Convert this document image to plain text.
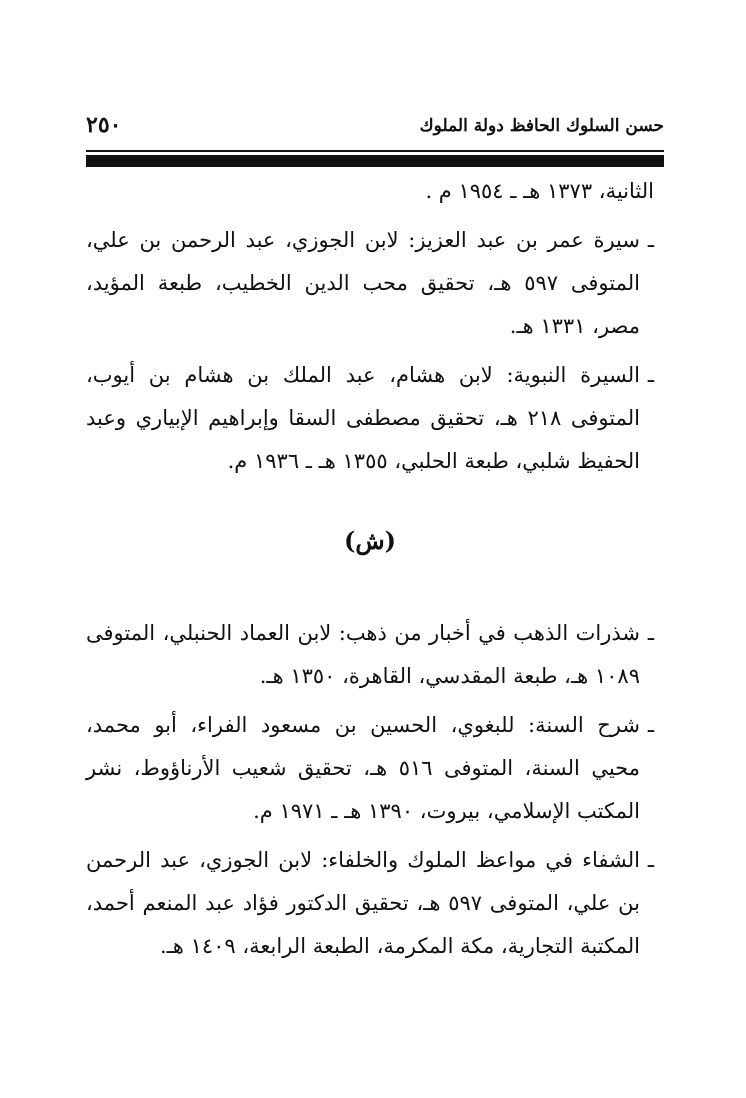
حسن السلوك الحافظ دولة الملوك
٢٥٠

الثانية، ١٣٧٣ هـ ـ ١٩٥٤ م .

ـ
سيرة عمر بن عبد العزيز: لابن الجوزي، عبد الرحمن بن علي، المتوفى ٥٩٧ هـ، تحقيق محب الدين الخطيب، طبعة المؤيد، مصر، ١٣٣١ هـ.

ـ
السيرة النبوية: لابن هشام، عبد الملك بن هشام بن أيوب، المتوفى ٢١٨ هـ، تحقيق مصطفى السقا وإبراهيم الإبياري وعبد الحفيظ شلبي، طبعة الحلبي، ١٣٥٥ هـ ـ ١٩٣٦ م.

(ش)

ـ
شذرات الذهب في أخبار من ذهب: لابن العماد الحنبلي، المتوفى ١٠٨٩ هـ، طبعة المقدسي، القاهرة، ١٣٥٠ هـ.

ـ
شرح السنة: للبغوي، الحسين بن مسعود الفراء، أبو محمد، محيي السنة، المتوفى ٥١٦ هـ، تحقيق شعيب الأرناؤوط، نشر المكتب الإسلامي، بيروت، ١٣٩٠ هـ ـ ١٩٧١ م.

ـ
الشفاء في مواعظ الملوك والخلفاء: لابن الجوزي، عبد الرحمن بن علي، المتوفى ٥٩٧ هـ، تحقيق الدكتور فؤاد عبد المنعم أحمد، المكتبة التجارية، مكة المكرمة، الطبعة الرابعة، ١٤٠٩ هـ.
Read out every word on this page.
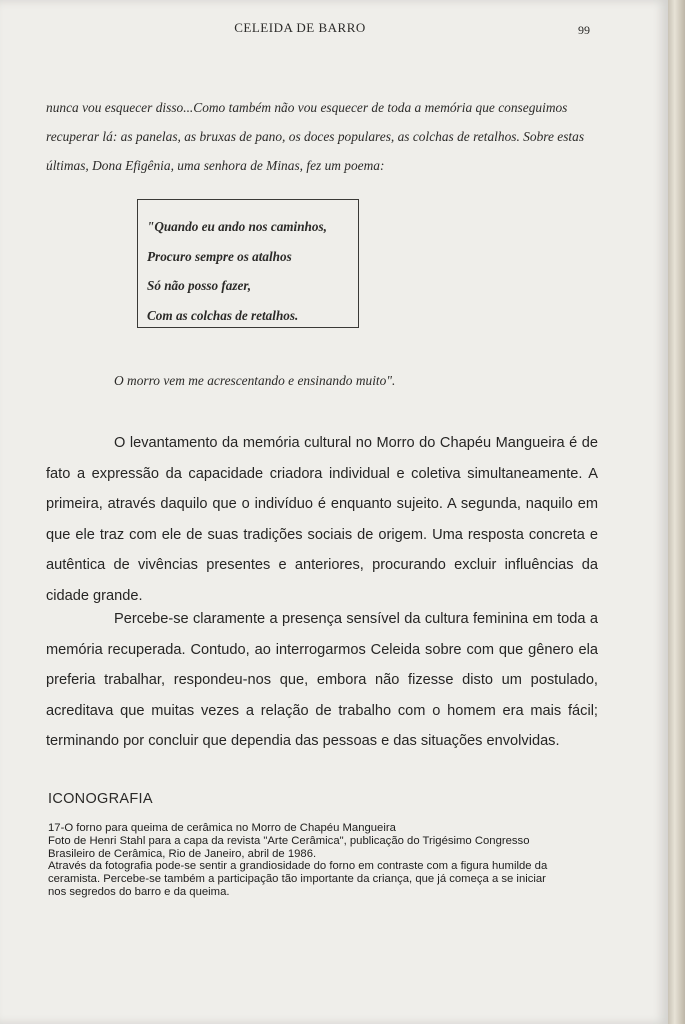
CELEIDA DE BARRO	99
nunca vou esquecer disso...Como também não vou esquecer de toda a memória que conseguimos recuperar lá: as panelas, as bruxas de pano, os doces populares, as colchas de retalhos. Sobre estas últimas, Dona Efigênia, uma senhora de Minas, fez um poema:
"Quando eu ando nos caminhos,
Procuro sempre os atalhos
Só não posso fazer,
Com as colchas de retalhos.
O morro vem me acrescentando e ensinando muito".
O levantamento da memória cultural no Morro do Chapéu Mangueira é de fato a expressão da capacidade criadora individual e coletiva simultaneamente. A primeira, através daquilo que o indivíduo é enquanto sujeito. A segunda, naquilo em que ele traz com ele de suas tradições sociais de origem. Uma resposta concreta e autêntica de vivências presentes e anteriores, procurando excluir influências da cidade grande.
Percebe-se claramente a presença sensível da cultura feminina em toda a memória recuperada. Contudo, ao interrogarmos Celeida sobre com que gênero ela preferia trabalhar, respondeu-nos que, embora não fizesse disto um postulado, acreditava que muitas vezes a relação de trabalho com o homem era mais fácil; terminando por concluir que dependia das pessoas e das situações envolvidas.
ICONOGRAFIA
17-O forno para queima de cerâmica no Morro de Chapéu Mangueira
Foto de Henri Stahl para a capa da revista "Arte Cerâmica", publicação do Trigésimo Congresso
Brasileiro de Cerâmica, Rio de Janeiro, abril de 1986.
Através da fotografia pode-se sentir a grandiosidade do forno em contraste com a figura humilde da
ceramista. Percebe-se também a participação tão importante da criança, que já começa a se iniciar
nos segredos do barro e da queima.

+ + + + + + +

| WRITTEN EXERCISE |
Copy all lines above containing the string "الجوزي".

| COMPLETE OUTPUT |
سيرة عمر بن عبد العزيز: لابن الجوزي، عبد الرحمن بن علي، المتوفى ٥٩٧ هـ، تحقيق محب الدين الخطيب، طبعة المؤيد، مصر، ١٣٣١ هـ.
الشفاء في مواعظ الملوك والخلفاء: لابن الجوزي، عبد الرحمن بن علي، المتوفى ٥٩٧ هـ، تحقيق الدكتور فؤاد عبد المنعم أحمد، المكتبة التجارية، مكة المكرمة، الطبعة الرابعة، ١٤٠٩ هـ.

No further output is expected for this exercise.